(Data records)
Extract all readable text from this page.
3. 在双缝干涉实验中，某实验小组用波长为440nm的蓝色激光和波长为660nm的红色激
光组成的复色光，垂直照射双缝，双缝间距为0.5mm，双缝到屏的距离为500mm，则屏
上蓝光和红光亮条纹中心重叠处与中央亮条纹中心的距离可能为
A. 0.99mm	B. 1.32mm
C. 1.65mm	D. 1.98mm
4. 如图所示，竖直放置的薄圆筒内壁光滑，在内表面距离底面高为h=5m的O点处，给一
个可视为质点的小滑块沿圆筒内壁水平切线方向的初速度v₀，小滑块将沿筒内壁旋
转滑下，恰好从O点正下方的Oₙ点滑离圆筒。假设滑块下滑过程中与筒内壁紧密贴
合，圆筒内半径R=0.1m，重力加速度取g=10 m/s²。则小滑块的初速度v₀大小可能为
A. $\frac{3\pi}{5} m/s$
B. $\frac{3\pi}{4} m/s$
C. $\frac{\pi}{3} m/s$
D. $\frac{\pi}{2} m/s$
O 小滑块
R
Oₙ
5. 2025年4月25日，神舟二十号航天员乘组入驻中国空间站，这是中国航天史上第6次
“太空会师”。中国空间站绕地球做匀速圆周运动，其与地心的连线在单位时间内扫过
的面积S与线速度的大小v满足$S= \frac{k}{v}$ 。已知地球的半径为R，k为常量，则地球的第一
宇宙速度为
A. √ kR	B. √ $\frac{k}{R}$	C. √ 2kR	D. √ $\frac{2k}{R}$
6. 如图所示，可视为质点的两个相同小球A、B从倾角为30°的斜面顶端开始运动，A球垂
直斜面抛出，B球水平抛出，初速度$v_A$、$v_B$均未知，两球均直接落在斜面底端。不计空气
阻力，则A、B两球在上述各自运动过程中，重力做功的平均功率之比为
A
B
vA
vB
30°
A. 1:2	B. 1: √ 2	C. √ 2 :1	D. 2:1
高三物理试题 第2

# Your objective
Nothing should be left out: repeat all of the data exactly.

# Result below
Extract all readable text from this page.
3. 在双缝干涉实验中，某实验小组用波长为440nm的蓝色激光和波长为660nm的红色激
光组成的复色光，垂直照射双缝，双缝间距为0.5mm，双缝到屏的距离为500mm，则屏
上蓝光和红光亮条纹中心重叠处与中央亮条纹中心的距离可能为
A. 0.99mm	B. 1.32mm
C. 1.65mm	D. 1.98mm
4. 如图所示，竖直放置的薄圆筒内壁光滑，在内表面距离底面高为h=5m的O点处，给一
个可视为质点的小滑块沿圆筒内壁水平切线方向的初速度v₀，小滑块将沿筒内壁旋
转滑下，恰好从O点正下方的Oₙ点滑离圆筒。假设滑块下滑过程中与筒内壁紧密贴
合，圆筒内半径R=0.1m，重力加速度取g=10 m/s²。则小滑块的初速度v₀大小可能为
A. $\frac{3\pi}{5} m/s$
B. $\frac{3\pi}{4} m/s$
C. $\frac{\pi}{3} m/s$
D. $\frac{\pi}{2} m/s$
O 小滑块
R
Oₙ
5. 2025年4月25日，神舟二十号航天员乘组入驻中国空间站，这是中国航天史上第6次
“太空会师”。中国空间站绕地球做匀速圆周运动，其与地心的连线在单位时间内扫过
的面积S与线速度的大小v满足$S= \frac{k}{v}$ 。已知地球的半径为R，k为常量，则地球的第一
宇宙速度为
A. √ kR	B. √ $\frac{k}{R}$	C. √ 2kR	D. √ $\frac{2k}{R}$
6. 如图所示，可视为质点的两个相同小球A、B从倾角为30°的斜面顶端开始运动，A球垂
直斜面抛出，B球水平抛出，初速度$v_A$、$v_B$均未知，两球均直接落在斜面底端。不计空气
阻力，则A、B两球在上述各自运动过程中，重力做功的平均功率之比为
A
B
vA
vB
30°
A. 1:2	B. 1: √ 2	C. √ 2 :1	D. 2:1
高三物理试题 第2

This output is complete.